- EXCERPTED DATA:
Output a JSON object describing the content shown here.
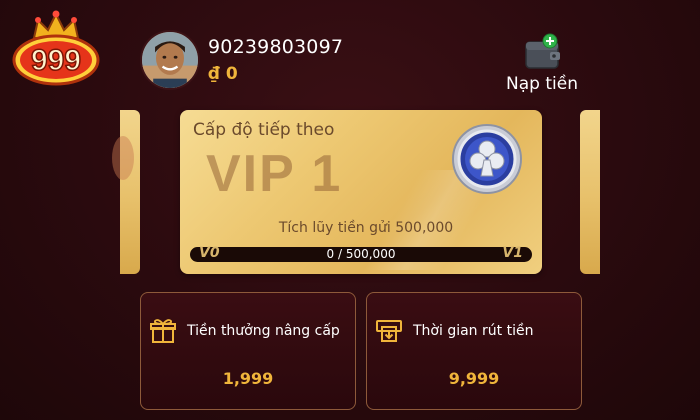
{
  "logo": {
    "text": "999",
    "icon": "crown-logo-icon"
  },
  "user": {
    "id": "90239803097",
    "currency_symbol": "₫",
    "balance": "0",
    "avatar_icon": "avatar-photo"
  },
  "topup": {
    "label": "Nạp tiền",
    "icon": "wallet-plus-icon"
  },
  "vip_card": {
    "next_level_label": "Cấp độ tiếp theo",
    "level": "VIP 1",
    "badge_icon": "club-badge-icon",
    "requirement": "Tích lũy tiền gửi 500,000",
    "progress": {
      "from_label": "V0",
      "to_label": "V1",
      "text": "0 / 500,000",
      "fraction": 0
    }
  },
  "info_cards": [
    {
      "icon": "gift-icon",
      "title": "Tiền thưởng nâng cấp",
      "value": "1,999"
    },
    {
      "icon": "withdraw-icon",
      "title": "Thời gian rút tiền",
      "value": "9,999"
    }
  ],
  "colors": {
    "background": "#2a0a0e",
    "gold": "#f0b53b",
    "card_gold": "#edc872",
    "card_border": "#8e5a3a"
  }
}
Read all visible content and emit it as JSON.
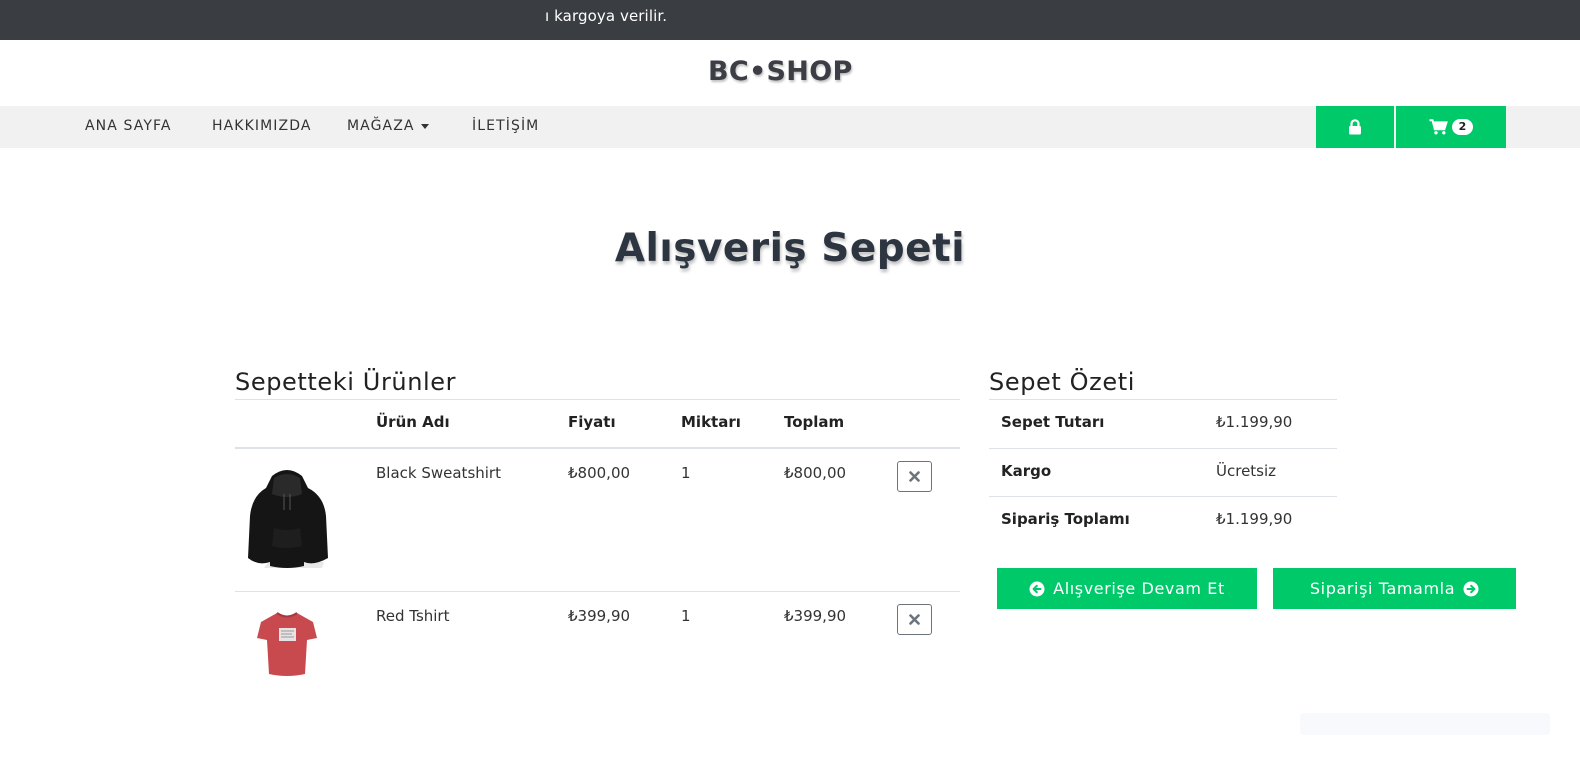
{
  "announcement": {
    "text": "ı kargoya verilir."
  },
  "brand": {
    "logo_text": "BC•SHOP"
  },
  "nav": {
    "items": [
      {
        "label": "ANA SAYFA"
      },
      {
        "label": "HAKKIMIZDA"
      },
      {
        "label": "MAĞAZA"
      },
      {
        "label": "İLETİŞİM"
      }
    ],
    "login_icon": "lock-icon",
    "cart_icon": "cart-icon",
    "cart_count": "2"
  },
  "page": {
    "title": "Alışveriş Sepeti"
  },
  "cart": {
    "heading": "Sepetteki Ürünler",
    "columns": [
      "",
      "Ürün Adı",
      "Fiyatı",
      "Miktarı",
      "Toplam",
      ""
    ],
    "rows": [
      {
        "name": "Black Sweatshirt",
        "price": "₺800,00",
        "qty": "1",
        "total": "₺800,00",
        "image": "black-hoodie"
      },
      {
        "name": "Red Tshirt",
        "price": "₺399,90",
        "qty": "1",
        "total": "₺399,90",
        "image": "red-tshirt"
      }
    ]
  },
  "summary": {
    "heading": "Sepet Özeti",
    "rows": [
      {
        "label": "Sepet Tutarı",
        "value": "₺1.199,90"
      },
      {
        "label": "Kargo",
        "value": "Ücretsiz"
      },
      {
        "label": "Sipariş Toplamı",
        "value": "₺1.199,90"
      }
    ]
  },
  "actions": {
    "continue_label": "Alışverişe Devam Et",
    "checkout_label": "Siparişi Tamamla"
  },
  "colors": {
    "accent": "#00c96a",
    "topbar": "#3a3d42",
    "navbar": "#f0f1f0"
  }
}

- DIRECTIONS FOR THIS TASK: Within the records above, how many lines include the word "heading"? State the number by itself.

- COMPLETED EXERCISE: 2